## [What the exercise asks]
State the number of lines that contain the word "ylabel", and add nothing else.

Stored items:
"""

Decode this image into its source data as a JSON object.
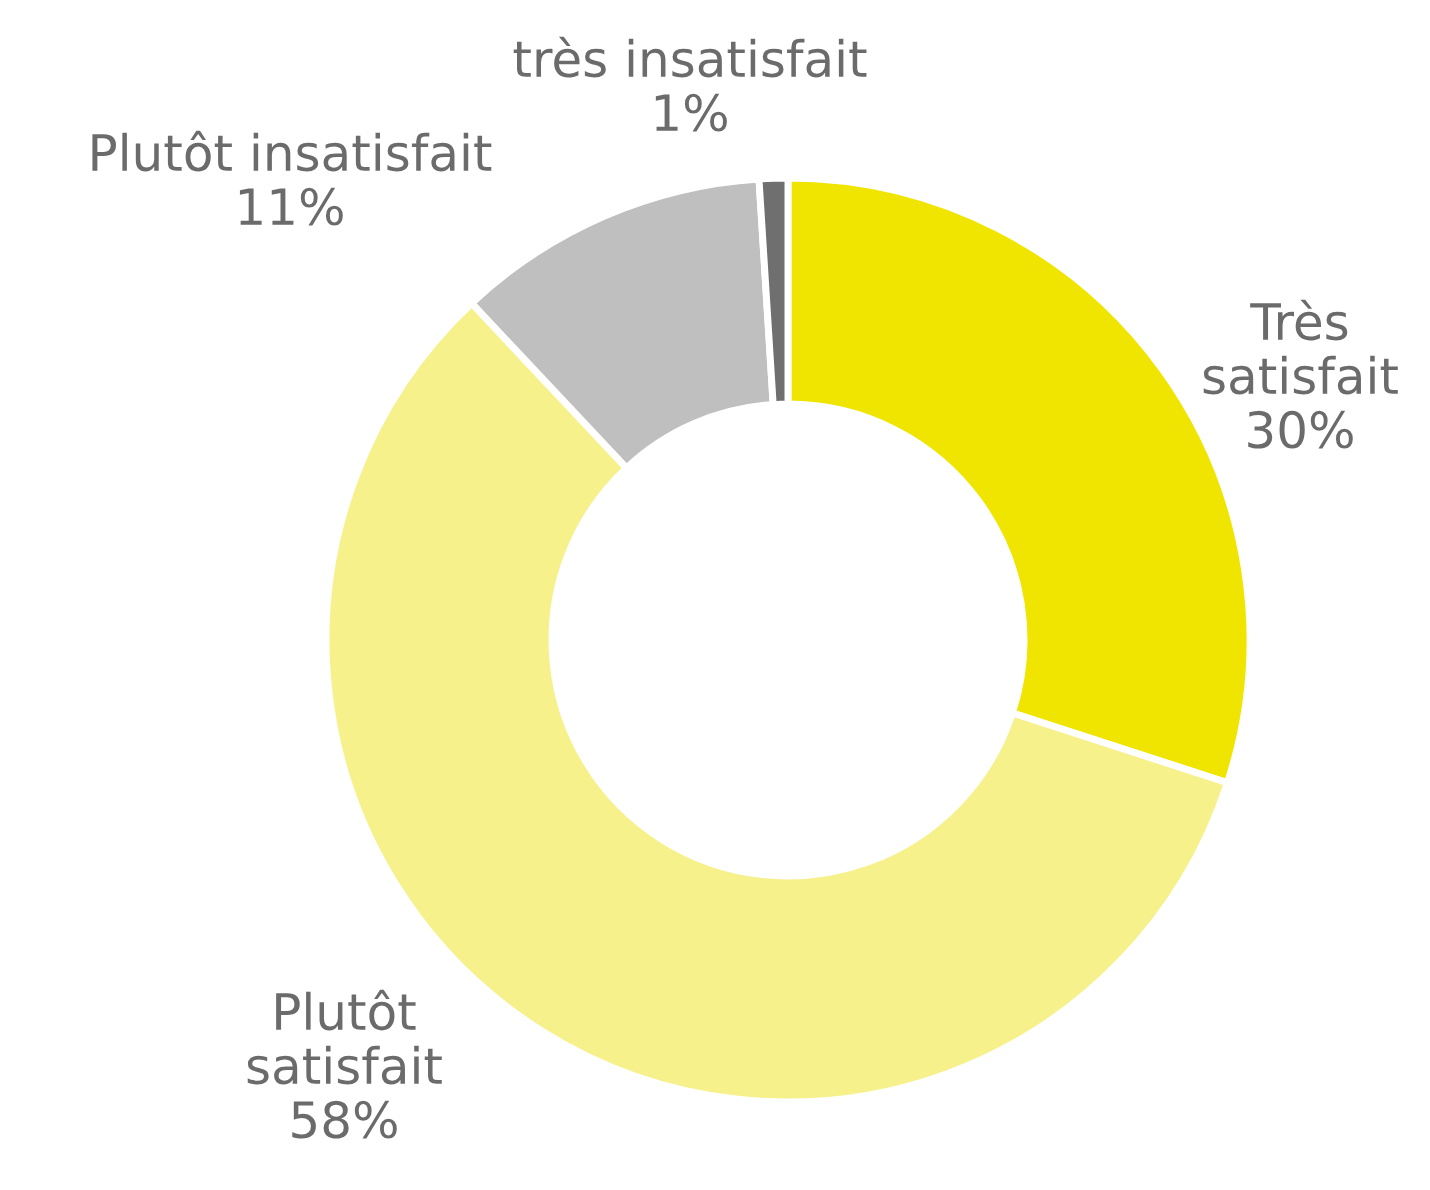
{
  "chart_data": {
    "type": "donut",
    "categories": [
      "Très\nsatisfait",
      "Plutôt\nsatisfait",
      "Plutôt insatisfait",
      "très insatisfait"
    ],
    "values": [
      30,
      58,
      11,
      1
    ],
    "value_labels": [
      "30%",
      "58%",
      "11%",
      "1%"
    ],
    "colors": [
      "#f0e500",
      "#f6f18a",
      "#bfbfbf",
      "#6f6f6f"
    ],
    "legend": false
  }
}
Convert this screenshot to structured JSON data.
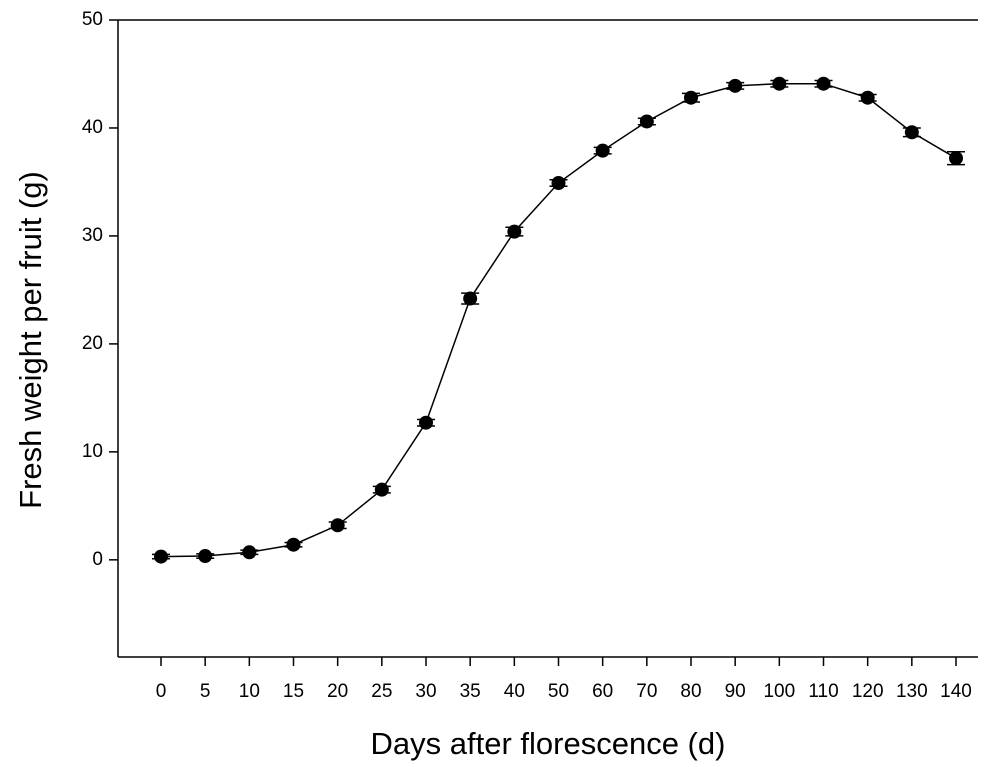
{
  "chart_data": {
    "type": "line",
    "xlabel": "Days after florescence (d)",
    "ylabel": "Fresh weight per fruit (g)",
    "categories": [
      "0",
      "5",
      "10",
      "15",
      "20",
      "25",
      "30",
      "35",
      "40",
      "50",
      "60",
      "70",
      "80",
      "90",
      "100",
      "110",
      "120",
      "130",
      "140"
    ],
    "values": [
      0.3,
      0.35,
      0.7,
      1.4,
      3.2,
      6.5,
      12.7,
      24.2,
      30.4,
      34.9,
      37.9,
      40.6,
      42.8,
      43.9,
      44.1,
      44.1,
      42.8,
      39.6,
      37.2
    ],
    "errors": [
      0.2,
      0.2,
      0.2,
      0.2,
      0.3,
      0.3,
      0.3,
      0.5,
      0.4,
      0.3,
      0.3,
      0.3,
      0.4,
      0.3,
      0.3,
      0.3,
      0.3,
      0.4,
      0.6
    ],
    "color": "#000000",
    "ylim": [
      -9,
      50
    ],
    "yticks": [
      0,
      10,
      20,
      30,
      40,
      50
    ]
  }
}
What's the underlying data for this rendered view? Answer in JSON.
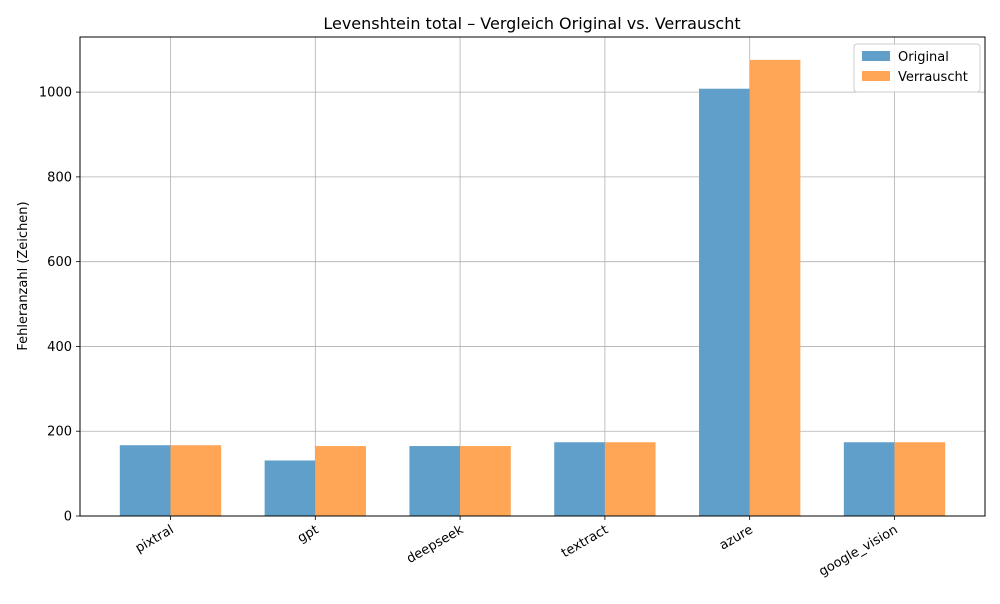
{
  "chart_data": {
    "type": "bar",
    "title": "Levenshtein total – Vergleich Original vs. Verrauscht",
    "xlabel": "",
    "ylabel": "Fehleranzahl (Zeichen)",
    "categories": [
      "pixtral",
      "gpt",
      "deepseek",
      "textract",
      "azure",
      "google_vision"
    ],
    "series": [
      {
        "name": "Original",
        "color": "#619fcb",
        "values": [
          167,
          131,
          165,
          174,
          1008,
          174
        ]
      },
      {
        "name": "Verrauscht",
        "color": "#ffa656",
        "values": [
          167,
          165,
          165,
          174,
          1076,
          174
        ]
      }
    ],
    "ylim": [
      0,
      1130
    ],
    "yticks": [
      0,
      200,
      400,
      600,
      800,
      1000
    ],
    "grid": true,
    "legend_position": "top-right"
  }
}
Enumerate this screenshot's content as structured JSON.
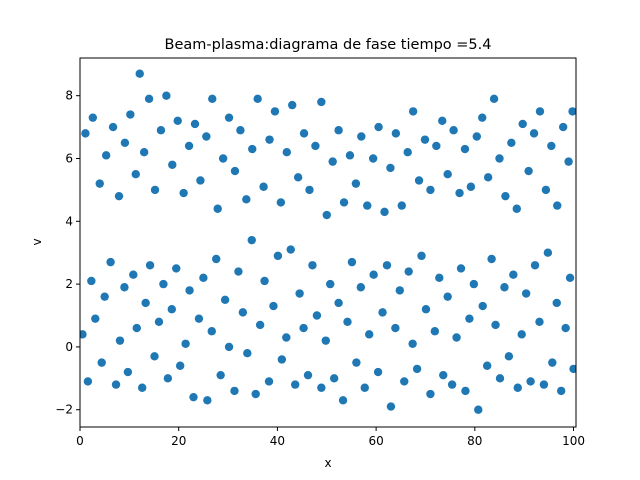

"""

## [Reply]
2